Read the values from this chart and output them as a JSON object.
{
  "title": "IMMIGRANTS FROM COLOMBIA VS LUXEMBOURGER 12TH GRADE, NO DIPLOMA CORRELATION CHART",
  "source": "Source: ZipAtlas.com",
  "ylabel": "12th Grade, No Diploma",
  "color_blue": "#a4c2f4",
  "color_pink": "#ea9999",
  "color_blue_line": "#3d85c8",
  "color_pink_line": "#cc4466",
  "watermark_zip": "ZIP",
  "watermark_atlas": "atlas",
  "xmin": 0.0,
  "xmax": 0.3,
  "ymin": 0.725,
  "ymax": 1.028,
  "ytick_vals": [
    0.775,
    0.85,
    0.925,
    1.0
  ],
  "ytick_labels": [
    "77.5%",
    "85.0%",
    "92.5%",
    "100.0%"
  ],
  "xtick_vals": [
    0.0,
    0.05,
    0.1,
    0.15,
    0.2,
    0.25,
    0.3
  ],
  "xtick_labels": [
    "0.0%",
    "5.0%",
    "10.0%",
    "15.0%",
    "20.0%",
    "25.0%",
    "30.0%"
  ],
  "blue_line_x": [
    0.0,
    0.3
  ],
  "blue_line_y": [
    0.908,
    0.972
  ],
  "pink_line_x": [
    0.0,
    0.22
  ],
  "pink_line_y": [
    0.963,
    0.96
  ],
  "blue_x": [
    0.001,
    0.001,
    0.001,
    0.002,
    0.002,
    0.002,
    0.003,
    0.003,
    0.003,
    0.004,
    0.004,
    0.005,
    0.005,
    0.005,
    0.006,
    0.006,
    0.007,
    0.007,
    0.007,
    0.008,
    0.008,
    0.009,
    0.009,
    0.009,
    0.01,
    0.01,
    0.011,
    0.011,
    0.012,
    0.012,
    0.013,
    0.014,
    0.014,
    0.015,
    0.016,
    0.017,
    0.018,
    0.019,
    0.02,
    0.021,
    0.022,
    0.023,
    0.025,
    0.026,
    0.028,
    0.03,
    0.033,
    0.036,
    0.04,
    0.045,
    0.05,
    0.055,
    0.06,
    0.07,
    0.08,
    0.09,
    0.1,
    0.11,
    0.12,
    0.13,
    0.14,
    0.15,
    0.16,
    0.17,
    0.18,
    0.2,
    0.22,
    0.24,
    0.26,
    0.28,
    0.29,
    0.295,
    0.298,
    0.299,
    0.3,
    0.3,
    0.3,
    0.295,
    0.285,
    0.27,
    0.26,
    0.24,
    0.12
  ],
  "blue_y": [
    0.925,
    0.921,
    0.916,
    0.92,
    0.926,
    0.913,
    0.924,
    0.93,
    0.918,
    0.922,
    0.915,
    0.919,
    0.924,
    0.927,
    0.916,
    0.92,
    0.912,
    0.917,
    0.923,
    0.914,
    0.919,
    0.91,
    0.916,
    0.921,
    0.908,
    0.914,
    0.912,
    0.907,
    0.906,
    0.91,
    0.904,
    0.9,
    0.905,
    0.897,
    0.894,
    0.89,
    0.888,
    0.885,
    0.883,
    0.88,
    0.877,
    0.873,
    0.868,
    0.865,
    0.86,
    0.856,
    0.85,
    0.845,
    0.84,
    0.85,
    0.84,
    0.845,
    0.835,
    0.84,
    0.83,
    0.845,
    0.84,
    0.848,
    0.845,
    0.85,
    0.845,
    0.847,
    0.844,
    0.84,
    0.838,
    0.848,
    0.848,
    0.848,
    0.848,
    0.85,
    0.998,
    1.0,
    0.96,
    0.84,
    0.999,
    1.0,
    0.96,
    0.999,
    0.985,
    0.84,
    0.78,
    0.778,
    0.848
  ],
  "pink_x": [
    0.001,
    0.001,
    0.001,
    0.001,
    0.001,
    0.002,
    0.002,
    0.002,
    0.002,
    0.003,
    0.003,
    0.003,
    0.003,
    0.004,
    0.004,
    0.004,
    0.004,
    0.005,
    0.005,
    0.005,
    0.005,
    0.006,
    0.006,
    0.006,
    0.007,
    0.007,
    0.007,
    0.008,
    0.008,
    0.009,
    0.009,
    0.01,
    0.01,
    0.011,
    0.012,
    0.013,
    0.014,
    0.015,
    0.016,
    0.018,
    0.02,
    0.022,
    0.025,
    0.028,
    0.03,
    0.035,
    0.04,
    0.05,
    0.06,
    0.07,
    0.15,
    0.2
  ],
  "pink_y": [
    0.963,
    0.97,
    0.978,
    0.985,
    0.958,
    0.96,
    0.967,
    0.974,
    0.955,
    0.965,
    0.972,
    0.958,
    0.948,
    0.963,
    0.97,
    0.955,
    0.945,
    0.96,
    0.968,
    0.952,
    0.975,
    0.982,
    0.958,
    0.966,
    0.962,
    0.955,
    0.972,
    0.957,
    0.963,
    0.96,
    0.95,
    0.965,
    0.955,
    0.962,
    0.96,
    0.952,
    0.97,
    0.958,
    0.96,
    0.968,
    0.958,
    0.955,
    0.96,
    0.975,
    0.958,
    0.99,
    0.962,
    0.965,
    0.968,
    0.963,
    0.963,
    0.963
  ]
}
++++++++++++++++++++
WORK TO COMPLETE
Write out every entry word for word.

FINAL ANSWER
Read the values from this chart and output them as a JSON object.
{
  "title": "IMMIGRANTS FROM COLOMBIA VS LUXEMBOURGER 12TH GRADE, NO DIPLOMA CORRELATION CHART",
  "source": "Source: ZipAtlas.com",
  "ylabel": "12th Grade, No Diploma",
  "color_blue": "#a4c2f4",
  "color_pink": "#ea9999",
  "color_blue_line": "#3d85c8",
  "color_pink_line": "#cc4466",
  "watermark_zip": "ZIP",
  "watermark_atlas": "atlas",
  "xmin": 0.0,
  "xmax": 0.3,
  "ymin": 0.725,
  "ymax": 1.028,
  "ytick_vals": [
    0.775,
    0.85,
    0.925,
    1.0
  ],
  "ytick_labels": [
    "77.5%",
    "85.0%",
    "92.5%",
    "100.0%"
  ],
  "xtick_vals": [
    0.0,
    0.05,
    0.1,
    0.15,
    0.2,
    0.25,
    0.3
  ],
  "xtick_labels": [
    "0.0%",
    "5.0%",
    "10.0%",
    "15.0%",
    "20.0%",
    "25.0%",
    "30.0%"
  ],
  "blue_line_x": [
    0.0,
    0.3
  ],
  "blue_line_y": [
    0.908,
    0.972
  ],
  "pink_line_x": [
    0.0,
    0.22
  ],
  "pink_line_y": [
    0.963,
    0.96
  ],
  "blue_x": [
    0.001,
    0.001,
    0.001,
    0.002,
    0.002,
    0.002,
    0.003,
    0.003,
    0.003,
    0.004,
    0.004,
    0.005,
    0.005,
    0.005,
    0.006,
    0.006,
    0.007,
    0.007,
    0.007,
    0.008,
    0.008,
    0.009,
    0.009,
    0.009,
    0.01,
    0.01,
    0.011,
    0.011,
    0.012,
    0.012,
    0.013,
    0.014,
    0.014,
    0.015,
    0.016,
    0.017,
    0.018,
    0.019,
    0.02,
    0.021,
    0.022,
    0.023,
    0.025,
    0.026,
    0.028,
    0.03,
    0.033,
    0.036,
    0.04,
    0.045,
    0.05,
    0.055,
    0.06,
    0.07,
    0.08,
    0.09,
    0.1,
    0.11,
    0.12,
    0.13,
    0.14,
    0.15,
    0.16,
    0.17,
    0.18,
    0.2,
    0.22,
    0.24,
    0.26,
    0.28,
    0.29,
    0.295,
    0.298,
    0.299,
    0.3,
    0.3,
    0.3,
    0.295,
    0.285,
    0.27,
    0.26,
    0.24,
    0.12
  ],
  "blue_y": [
    0.925,
    0.921,
    0.916,
    0.92,
    0.926,
    0.913,
    0.924,
    0.93,
    0.918,
    0.922,
    0.915,
    0.919,
    0.924,
    0.927,
    0.916,
    0.92,
    0.912,
    0.917,
    0.923,
    0.914,
    0.919,
    0.91,
    0.916,
    0.921,
    0.908,
    0.914,
    0.912,
    0.907,
    0.906,
    0.91,
    0.904,
    0.9,
    0.905,
    0.897,
    0.894,
    0.89,
    0.888,
    0.885,
    0.883,
    0.88,
    0.877,
    0.873,
    0.868,
    0.865,
    0.86,
    0.856,
    0.85,
    0.845,
    0.84,
    0.85,
    0.84,
    0.845,
    0.835,
    0.84,
    0.83,
    0.845,
    0.84,
    0.848,
    0.845,
    0.85,
    0.845,
    0.847,
    0.844,
    0.84,
    0.838,
    0.848,
    0.848,
    0.848,
    0.848,
    0.85,
    0.998,
    1.0,
    0.96,
    0.84,
    0.999,
    1.0,
    0.96,
    0.999,
    0.985,
    0.84,
    0.78,
    0.778,
    0.848
  ],
  "pink_x": [
    0.001,
    0.001,
    0.001,
    0.001,
    0.001,
    0.002,
    0.002,
    0.002,
    0.002,
    0.003,
    0.003,
    0.003,
    0.003,
    0.004,
    0.004,
    0.004,
    0.004,
    0.005,
    0.005,
    0.005,
    0.005,
    0.006,
    0.006,
    0.006,
    0.007,
    0.007,
    0.007,
    0.008,
    0.008,
    0.009,
    0.009,
    0.01,
    0.01,
    0.011,
    0.012,
    0.013,
    0.014,
    0.015,
    0.016,
    0.018,
    0.02,
    0.022,
    0.025,
    0.028,
    0.03,
    0.035,
    0.04,
    0.05,
    0.06,
    0.07,
    0.15,
    0.2
  ],
  "pink_y": [
    0.963,
    0.97,
    0.978,
    0.985,
    0.958,
    0.96,
    0.967,
    0.974,
    0.955,
    0.965,
    0.972,
    0.958,
    0.948,
    0.963,
    0.97,
    0.955,
    0.945,
    0.96,
    0.968,
    0.952,
    0.975,
    0.982,
    0.958,
    0.966,
    0.962,
    0.955,
    0.972,
    0.957,
    0.963,
    0.96,
    0.95,
    0.965,
    0.955,
    0.962,
    0.96,
    0.952,
    0.97,
    0.958,
    0.96,
    0.968,
    0.958,
    0.955,
    0.96,
    0.975,
    0.958,
    0.99,
    0.962,
    0.965,
    0.968,
    0.963,
    0.963,
    0.963
  ]
}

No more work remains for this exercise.